Source extract:
══════

In April, the Conservation Leadership Programme (CLP) announced the winners of its 2022 Team Awards, which will provide support for 23 teams of early-career conservationists leading projects on globally threatened species. These local biodiversity champions will receive project funding worth a combined total of USD 456,077, thanks to support from Arcadia—a charitable fund of Lisbet Rausing and Peter Baldwin—and the March Conservation Fund.
One member from each award-winning team is invited to attend the CLP Conservation Leadership & Management workshop. This year, this course is in a hybrid format, with the first part having taken place virtually, in July, and the second part tentatively planned to take place in-person, in October. As in previous years, the workshop offers training in essential topics for professional conservationists, enabling them to build on the knowledge and skills that will underpin their future careers as conservation leaders. By bringing participants together from around the world, the workshop provides an opportunity to form valuable connections with other early-career conservationists. Winning a CLP award also gives each team access to the CLP alumni network, which offers further opportunities for funding, training, mentoring and knowledge exchange.

══════

Provided material:
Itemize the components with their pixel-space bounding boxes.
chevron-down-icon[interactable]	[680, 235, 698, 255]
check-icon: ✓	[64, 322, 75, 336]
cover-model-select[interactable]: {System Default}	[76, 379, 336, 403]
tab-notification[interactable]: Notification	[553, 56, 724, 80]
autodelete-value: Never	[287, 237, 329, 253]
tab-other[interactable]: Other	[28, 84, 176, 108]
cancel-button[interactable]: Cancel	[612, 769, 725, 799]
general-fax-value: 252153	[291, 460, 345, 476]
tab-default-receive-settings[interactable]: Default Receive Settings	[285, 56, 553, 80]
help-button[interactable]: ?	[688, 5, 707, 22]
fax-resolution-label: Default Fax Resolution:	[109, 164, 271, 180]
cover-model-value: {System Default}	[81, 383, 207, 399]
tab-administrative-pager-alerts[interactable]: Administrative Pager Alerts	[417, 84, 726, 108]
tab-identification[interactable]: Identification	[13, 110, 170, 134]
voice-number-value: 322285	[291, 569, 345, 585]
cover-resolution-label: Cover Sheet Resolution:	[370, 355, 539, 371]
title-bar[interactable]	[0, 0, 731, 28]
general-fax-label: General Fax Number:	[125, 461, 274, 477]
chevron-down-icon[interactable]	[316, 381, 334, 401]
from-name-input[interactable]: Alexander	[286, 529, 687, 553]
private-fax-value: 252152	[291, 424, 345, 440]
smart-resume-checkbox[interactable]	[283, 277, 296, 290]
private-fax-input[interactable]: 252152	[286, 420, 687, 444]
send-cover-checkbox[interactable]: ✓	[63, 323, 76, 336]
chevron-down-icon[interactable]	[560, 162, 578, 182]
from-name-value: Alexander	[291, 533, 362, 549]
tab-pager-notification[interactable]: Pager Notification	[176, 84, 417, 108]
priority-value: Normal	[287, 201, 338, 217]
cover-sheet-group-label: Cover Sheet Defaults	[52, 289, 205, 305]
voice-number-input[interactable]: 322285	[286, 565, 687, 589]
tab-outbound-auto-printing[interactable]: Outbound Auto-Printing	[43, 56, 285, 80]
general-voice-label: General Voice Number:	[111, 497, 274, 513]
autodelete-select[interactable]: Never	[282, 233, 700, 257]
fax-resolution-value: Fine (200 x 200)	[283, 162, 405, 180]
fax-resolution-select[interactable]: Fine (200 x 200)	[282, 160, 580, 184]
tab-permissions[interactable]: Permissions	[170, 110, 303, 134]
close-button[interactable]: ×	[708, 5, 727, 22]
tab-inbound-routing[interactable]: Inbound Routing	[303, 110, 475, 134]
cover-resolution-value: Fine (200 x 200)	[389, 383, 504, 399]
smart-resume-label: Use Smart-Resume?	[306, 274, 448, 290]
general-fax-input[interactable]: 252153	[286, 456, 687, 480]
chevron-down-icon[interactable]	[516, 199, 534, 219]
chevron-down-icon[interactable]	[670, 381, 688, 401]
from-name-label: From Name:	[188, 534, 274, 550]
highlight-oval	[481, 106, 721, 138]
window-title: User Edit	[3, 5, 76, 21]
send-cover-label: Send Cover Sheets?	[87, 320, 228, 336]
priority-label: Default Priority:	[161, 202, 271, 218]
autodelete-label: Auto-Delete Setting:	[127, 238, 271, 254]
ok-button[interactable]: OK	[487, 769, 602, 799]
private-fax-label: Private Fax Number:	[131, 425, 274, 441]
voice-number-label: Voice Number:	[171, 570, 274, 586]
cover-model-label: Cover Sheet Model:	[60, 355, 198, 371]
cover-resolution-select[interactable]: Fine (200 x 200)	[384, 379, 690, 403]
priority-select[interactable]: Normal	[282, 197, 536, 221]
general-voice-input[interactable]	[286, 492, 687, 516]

══════

List of tasks:
**A)** In the text on the CLP 2022 Team Awards, reproduce the passage from "One member from" up to and including "and knowledge exchange.", substituting "training course" for "workshop".
**B)** Answer these questions from the text on the CLP 2022 Team Awards:
(i) How many teams will the 2022 Team Awards support?
(ii) What is the combined total of the project funding the winners will receive?
(iii) In which month did the virtual part of the workshop take place?
**C)** Condense the paragraph of the text on the CLP 2022 Team Awards that begins "One member from each award-winning team" into a short list, keeping its main facts.
The records are separate material and have no connection to the text on the CLP 2022 Team Awards.

Responses by task:
**A)**
One member from each award-winning team is invited to attend the CLP Conservation Leadership & Management training course. This year, this course is in a hybrid format, with the first part having taken place virtually, in July, and the second part tentatively planned to take place in-person, in October. As in previous years, the training course offers training in essential topics for professional conservationists, enabling them to build on the knowledge and skills that will underpin their future careers as conservation leaders. By bringing participants together from around the world, the training course provides an opportunity to form valuable connections with other early-career conservationists. Winning a CLP award also gives each team access to the CLP alumni network, which offers further opportunities for funding, training, mentoring and knowledge exchange.

**B)**
(i) 23 teams
(ii) USD 456,077
(iii) July

**C)**
- One member of each winning team is invited to the CLP Conservation Leadership & Management workshop.
- This year the workshop is hybrid: the first part was virtual in July, and the second part is tentatively planned in person for October.
- It trains participants in essential topics for professional conservationists to support their future careers as conservation leaders.
- Participants from around the world can form connections with other early-career conservationists.
- Each winning team also gains access to the CLP alumni network, which offers further funding, training, mentoring and knowledge exchange.